DATA FOR THIS EXERCISE:
======
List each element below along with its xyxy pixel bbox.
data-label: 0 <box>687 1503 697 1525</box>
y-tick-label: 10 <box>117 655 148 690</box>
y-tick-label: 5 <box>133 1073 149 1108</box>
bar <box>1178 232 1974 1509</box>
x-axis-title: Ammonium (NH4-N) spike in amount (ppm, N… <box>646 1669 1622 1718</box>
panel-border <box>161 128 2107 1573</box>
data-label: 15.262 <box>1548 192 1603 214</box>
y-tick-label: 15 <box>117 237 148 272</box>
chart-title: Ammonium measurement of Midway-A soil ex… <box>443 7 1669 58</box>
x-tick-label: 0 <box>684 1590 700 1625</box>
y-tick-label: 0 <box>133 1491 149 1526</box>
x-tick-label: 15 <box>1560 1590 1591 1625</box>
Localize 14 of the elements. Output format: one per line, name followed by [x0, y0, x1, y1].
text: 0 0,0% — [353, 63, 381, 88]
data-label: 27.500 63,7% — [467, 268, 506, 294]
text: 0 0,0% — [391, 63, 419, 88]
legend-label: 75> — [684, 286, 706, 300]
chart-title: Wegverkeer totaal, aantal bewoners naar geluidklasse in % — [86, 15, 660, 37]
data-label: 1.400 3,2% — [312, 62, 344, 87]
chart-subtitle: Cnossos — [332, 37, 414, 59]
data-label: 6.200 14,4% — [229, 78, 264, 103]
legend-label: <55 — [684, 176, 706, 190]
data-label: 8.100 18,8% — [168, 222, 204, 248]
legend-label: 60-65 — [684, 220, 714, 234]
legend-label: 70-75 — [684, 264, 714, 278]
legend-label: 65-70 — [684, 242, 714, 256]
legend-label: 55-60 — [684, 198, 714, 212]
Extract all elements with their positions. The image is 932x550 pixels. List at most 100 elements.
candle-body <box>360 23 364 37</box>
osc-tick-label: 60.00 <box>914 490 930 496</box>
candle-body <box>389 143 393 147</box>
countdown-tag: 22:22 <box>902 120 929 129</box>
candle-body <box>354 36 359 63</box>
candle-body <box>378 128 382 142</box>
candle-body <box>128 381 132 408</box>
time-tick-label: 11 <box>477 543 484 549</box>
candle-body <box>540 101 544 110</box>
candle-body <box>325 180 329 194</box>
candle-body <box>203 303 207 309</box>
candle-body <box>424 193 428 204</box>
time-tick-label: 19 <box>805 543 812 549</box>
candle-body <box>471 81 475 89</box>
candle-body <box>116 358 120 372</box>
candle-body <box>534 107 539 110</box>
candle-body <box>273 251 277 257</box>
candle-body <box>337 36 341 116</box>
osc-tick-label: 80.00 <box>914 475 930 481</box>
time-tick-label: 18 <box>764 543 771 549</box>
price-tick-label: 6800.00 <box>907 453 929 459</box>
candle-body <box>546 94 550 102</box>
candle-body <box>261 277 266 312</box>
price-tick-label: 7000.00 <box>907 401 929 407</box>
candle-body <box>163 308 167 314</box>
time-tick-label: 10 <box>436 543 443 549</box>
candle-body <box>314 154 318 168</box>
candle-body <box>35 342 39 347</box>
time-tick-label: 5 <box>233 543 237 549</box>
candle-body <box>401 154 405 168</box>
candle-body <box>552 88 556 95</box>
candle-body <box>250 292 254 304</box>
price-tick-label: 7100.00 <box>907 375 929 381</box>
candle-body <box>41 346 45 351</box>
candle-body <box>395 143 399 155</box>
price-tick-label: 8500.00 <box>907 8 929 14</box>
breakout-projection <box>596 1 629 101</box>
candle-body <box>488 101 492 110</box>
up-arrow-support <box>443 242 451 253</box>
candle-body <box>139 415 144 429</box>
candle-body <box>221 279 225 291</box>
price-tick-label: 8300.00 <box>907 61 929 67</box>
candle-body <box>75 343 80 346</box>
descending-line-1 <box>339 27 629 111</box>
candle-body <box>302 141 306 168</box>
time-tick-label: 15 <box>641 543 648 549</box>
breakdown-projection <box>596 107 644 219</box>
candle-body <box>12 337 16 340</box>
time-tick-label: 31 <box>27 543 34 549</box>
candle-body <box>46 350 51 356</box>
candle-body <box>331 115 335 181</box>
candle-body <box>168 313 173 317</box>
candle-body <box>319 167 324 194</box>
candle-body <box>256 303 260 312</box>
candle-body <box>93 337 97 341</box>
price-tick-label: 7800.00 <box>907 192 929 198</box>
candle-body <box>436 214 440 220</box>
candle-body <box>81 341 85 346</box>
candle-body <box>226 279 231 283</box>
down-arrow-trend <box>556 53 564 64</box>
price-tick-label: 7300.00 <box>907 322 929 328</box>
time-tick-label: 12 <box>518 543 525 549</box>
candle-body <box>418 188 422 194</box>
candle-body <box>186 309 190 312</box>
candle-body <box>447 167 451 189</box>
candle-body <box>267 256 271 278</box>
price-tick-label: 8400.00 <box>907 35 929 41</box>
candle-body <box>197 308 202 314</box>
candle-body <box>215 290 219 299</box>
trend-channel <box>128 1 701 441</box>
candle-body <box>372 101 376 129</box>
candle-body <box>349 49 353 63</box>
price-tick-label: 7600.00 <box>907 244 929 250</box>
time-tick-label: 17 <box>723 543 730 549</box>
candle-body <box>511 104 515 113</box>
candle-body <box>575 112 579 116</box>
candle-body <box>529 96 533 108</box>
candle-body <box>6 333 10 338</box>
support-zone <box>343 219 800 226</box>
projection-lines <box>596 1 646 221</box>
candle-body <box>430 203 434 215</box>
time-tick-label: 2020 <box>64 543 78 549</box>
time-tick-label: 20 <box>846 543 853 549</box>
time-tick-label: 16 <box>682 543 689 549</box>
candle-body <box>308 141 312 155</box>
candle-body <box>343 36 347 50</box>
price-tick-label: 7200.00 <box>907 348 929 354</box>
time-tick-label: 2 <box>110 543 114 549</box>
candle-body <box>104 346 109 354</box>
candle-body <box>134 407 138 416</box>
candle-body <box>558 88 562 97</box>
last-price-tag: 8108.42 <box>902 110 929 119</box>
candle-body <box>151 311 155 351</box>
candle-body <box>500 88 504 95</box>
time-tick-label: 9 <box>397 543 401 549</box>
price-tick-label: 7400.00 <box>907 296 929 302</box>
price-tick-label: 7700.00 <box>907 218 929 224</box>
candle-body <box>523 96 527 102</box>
======
Copy out every entry above, character for character, with nothing changed or left out.

List each element below along with its xyxy pixel bbox.
data-label: 0 <box>687 1503 697 1525</box>
y-tick-label: 10 <box>117 655 148 690</box>
y-tick-label: 5 <box>133 1073 149 1108</box>
bar <box>1178 232 1974 1509</box>
x-axis-title: Ammonium (NH4-N) spike in amount (ppm, N… <box>646 1669 1622 1718</box>
panel-border <box>161 128 2107 1573</box>
data-label: 15.262 <box>1548 192 1603 214</box>
y-tick-label: 15 <box>117 237 148 272</box>
chart-title: Ammonium measurement of Midway-A soil ex… <box>443 7 1669 58</box>
x-tick-label: 0 <box>684 1590 700 1625</box>
y-tick-label: 0 <box>133 1491 149 1526</box>
x-tick-label: 15 <box>1560 1590 1591 1625</box>
Localize 14 of the elements. Output format: one per line, name followed by [x0, y0, x1, y1].
text: 0 0,0% — [353, 63, 381, 88]
data-label: 27.500 63,7% — [467, 268, 506, 294]
text: 0 0,0% — [391, 63, 419, 88]
legend-label: 75> — [684, 286, 706, 300]
chart-title: Wegverkeer totaal, aantal bewoners naar geluidklasse in % — [86, 15, 660, 37]
data-label: 1.400 3,2% — [312, 62, 344, 87]
chart-subtitle: Cnossos — [332, 37, 414, 59]
data-label: 6.200 14,4% — [229, 78, 264, 103]
legend-label: <55 — [684, 176, 706, 190]
data-label: 8.100 18,8% — [168, 222, 204, 248]
legend-label: 60-65 — [684, 220, 714, 234]
legend-label: 70-75 — [684, 264, 714, 278]
legend-label: 65-70 — [684, 242, 714, 256]
legend-label: 55-60 — [684, 198, 714, 212]
Extract all elements with their positions. The image is 932x550 pixels. List at most 100 elements.
candle-body <box>360 23 364 37</box>
osc-tick-label: 60.00 <box>914 490 930 496</box>
candle-body <box>389 143 393 147</box>
countdown-tag: 22:22 <box>902 120 929 129</box>
candle-body <box>354 36 359 63</box>
candle-body <box>378 128 382 142</box>
candle-body <box>128 381 132 408</box>
time-tick-label: 11 <box>477 543 484 549</box>
candle-body <box>540 101 544 110</box>
candle-body <box>325 180 329 194</box>
candle-body <box>203 303 207 309</box>
candle-body <box>424 193 428 204</box>
time-tick-label: 19 <box>805 543 812 549</box>
candle-body <box>471 81 475 89</box>
candle-body <box>116 358 120 372</box>
candle-body <box>534 107 539 110</box>
candle-body <box>273 251 277 257</box>
candle-body <box>337 36 341 116</box>
osc-tick-label: 80.00 <box>914 475 930 481</box>
time-tick-label: 18 <box>764 543 771 549</box>
price-tick-label: 6800.00 <box>907 453 929 459</box>
candle-body <box>546 94 550 102</box>
candle-body <box>261 277 266 312</box>
price-tick-label: 7000.00 <box>907 401 929 407</box>
candle-body <box>163 308 167 314</box>
time-tick-label: 10 <box>436 543 443 549</box>
candle-body <box>314 154 318 168</box>
candle-body <box>35 342 39 347</box>
time-tick-label: 5 <box>233 543 237 549</box>
candle-body <box>401 154 405 168</box>
candle-body <box>552 88 556 95</box>
candle-body <box>250 292 254 304</box>
price-tick-label: 7100.00 <box>907 375 929 381</box>
candle-body <box>41 346 45 351</box>
candle-body <box>395 143 399 155</box>
price-tick-label: 8500.00 <box>907 8 929 14</box>
breakout-projection <box>596 1 629 101</box>
candle-body <box>488 101 492 110</box>
up-arrow-support <box>443 242 451 253</box>
candle-body <box>139 415 144 429</box>
candle-body <box>221 279 225 291</box>
price-tick-label: 8300.00 <box>907 61 929 67</box>
candle-body <box>75 343 80 346</box>
descending-line-1 <box>339 27 629 111</box>
candle-body <box>302 141 306 168</box>
time-tick-label: 15 <box>641 543 648 549</box>
breakdown-projection <box>596 107 644 219</box>
candle-body <box>12 337 16 340</box>
time-tick-label: 31 <box>27 543 34 549</box>
candle-body <box>46 350 51 356</box>
candle-body <box>331 115 335 181</box>
candle-body <box>168 313 173 317</box>
candle-body <box>319 167 324 194</box>
candle-body <box>256 303 260 312</box>
candle-body <box>93 337 97 341</box>
price-tick-label: 7800.00 <box>907 192 929 198</box>
candle-body <box>436 214 440 220</box>
candle-body <box>81 341 85 346</box>
candle-body <box>226 279 231 283</box>
down-arrow-trend <box>556 53 564 64</box>
price-tick-label: 7300.00 <box>907 322 929 328</box>
time-tick-label: 12 <box>518 543 525 549</box>
candle-body <box>418 188 422 194</box>
candle-body <box>186 309 190 312</box>
candle-body <box>447 167 451 189</box>
candle-body <box>267 256 271 278</box>
price-tick-label: 8400.00 <box>907 35 929 41</box>
candle-body <box>197 308 202 314</box>
candle-body <box>215 290 219 299</box>
trend-channel <box>128 1 701 441</box>
candle-body <box>372 101 376 129</box>
candle-body <box>349 49 353 63</box>
price-tick-label: 7600.00 <box>907 244 929 250</box>
time-tick-label: 17 <box>723 543 730 549</box>
candle-body <box>511 104 515 113</box>
candle-body <box>575 112 579 116</box>
candle-body <box>529 96 533 108</box>
candle-body <box>6 333 10 338</box>
support-zone <box>343 219 800 226</box>
projection-lines <box>596 1 646 221</box>
candle-body <box>430 203 434 215</box>
time-tick-label: 2020 <box>64 543 78 549</box>
time-tick-label: 20 <box>846 543 853 549</box>
time-tick-label: 16 <box>682 543 689 549</box>
candle-body <box>308 141 312 155</box>
candle-body <box>343 36 347 50</box>
price-tick-label: 7200.00 <box>907 348 929 354</box>
time-tick-label: 2 <box>110 543 114 549</box>
candle-body <box>104 346 109 354</box>
candle-body <box>134 407 138 416</box>
candle-body <box>558 88 562 97</box>
last-price-tag: 8108.42 <box>902 110 929 119</box>
candle-body <box>151 311 155 351</box>
candle-body <box>500 88 504 95</box>
time-tick-label: 9 <box>397 543 401 549</box>
price-tick-label: 7400.00 <box>907 296 929 302</box>
price-tick-label: 7700.00 <box>907 218 929 224</box>
candle-body <box>523 96 527 102</box>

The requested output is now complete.